====== INPUT
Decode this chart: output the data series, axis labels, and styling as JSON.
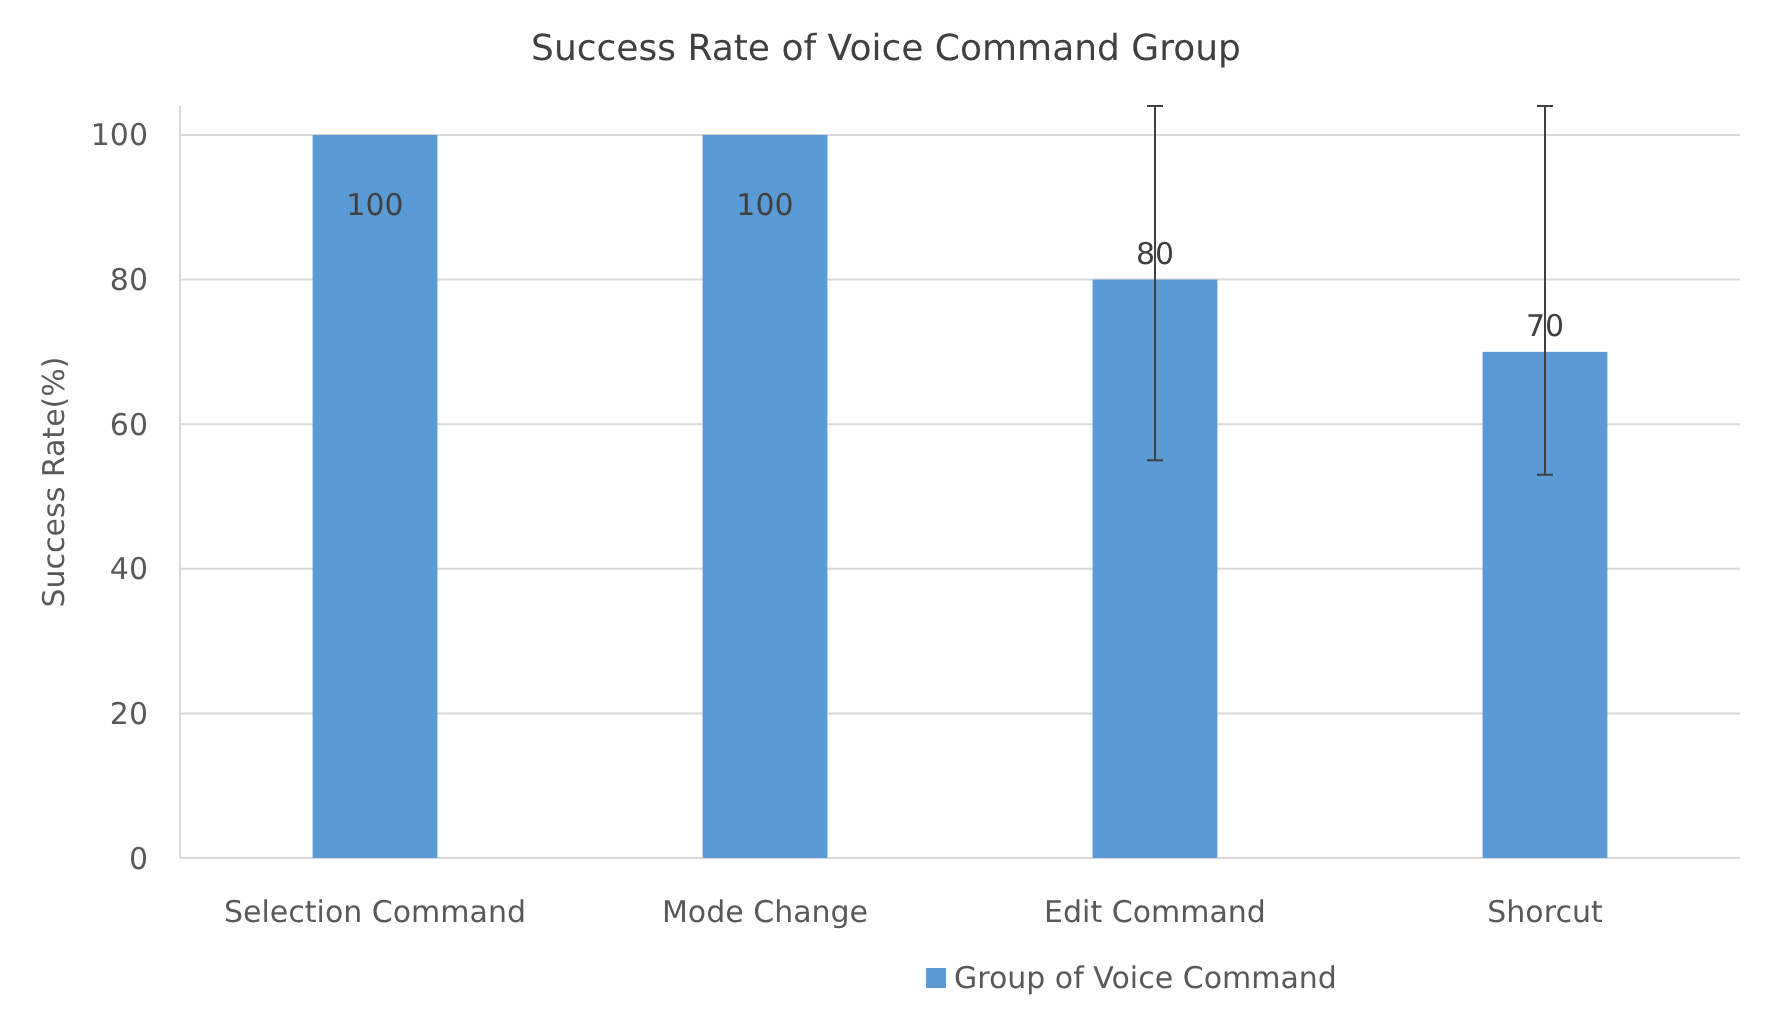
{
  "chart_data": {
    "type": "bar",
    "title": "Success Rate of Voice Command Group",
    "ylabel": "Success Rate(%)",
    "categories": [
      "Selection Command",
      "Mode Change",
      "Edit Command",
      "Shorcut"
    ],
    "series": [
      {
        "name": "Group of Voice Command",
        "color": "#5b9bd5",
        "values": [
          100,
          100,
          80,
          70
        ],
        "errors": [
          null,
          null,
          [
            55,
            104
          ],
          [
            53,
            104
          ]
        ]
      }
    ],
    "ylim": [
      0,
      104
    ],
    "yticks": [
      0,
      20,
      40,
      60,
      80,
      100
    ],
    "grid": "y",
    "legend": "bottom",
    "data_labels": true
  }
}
============
REQUIREMENT: Copy out all of the material exactly as written, without its pictures.

PROBLEM SOLUTION:
Decode this chart: output the data series, axis labels, and styling as JSON.
{
  "chart_data": {
    "type": "bar",
    "title": "Success Rate of Voice Command Group",
    "ylabel": "Success Rate(%)",
    "categories": [
      "Selection Command",
      "Mode Change",
      "Edit Command",
      "Shorcut"
    ],
    "series": [
      {
        "name": "Group of Voice Command",
        "color": "#5b9bd5",
        "values": [
          100,
          100,
          80,
          70
        ],
        "errors": [
          null,
          null,
          [
            55,
            104
          ],
          [
            53,
            104
          ]
        ]
      }
    ],
    "ylim": [
      0,
      104
    ],
    "yticks": [
      0,
      20,
      40,
      60,
      80,
      100
    ],
    "grid": "y",
    "legend": "bottom",
    "data_labels": true
  }
}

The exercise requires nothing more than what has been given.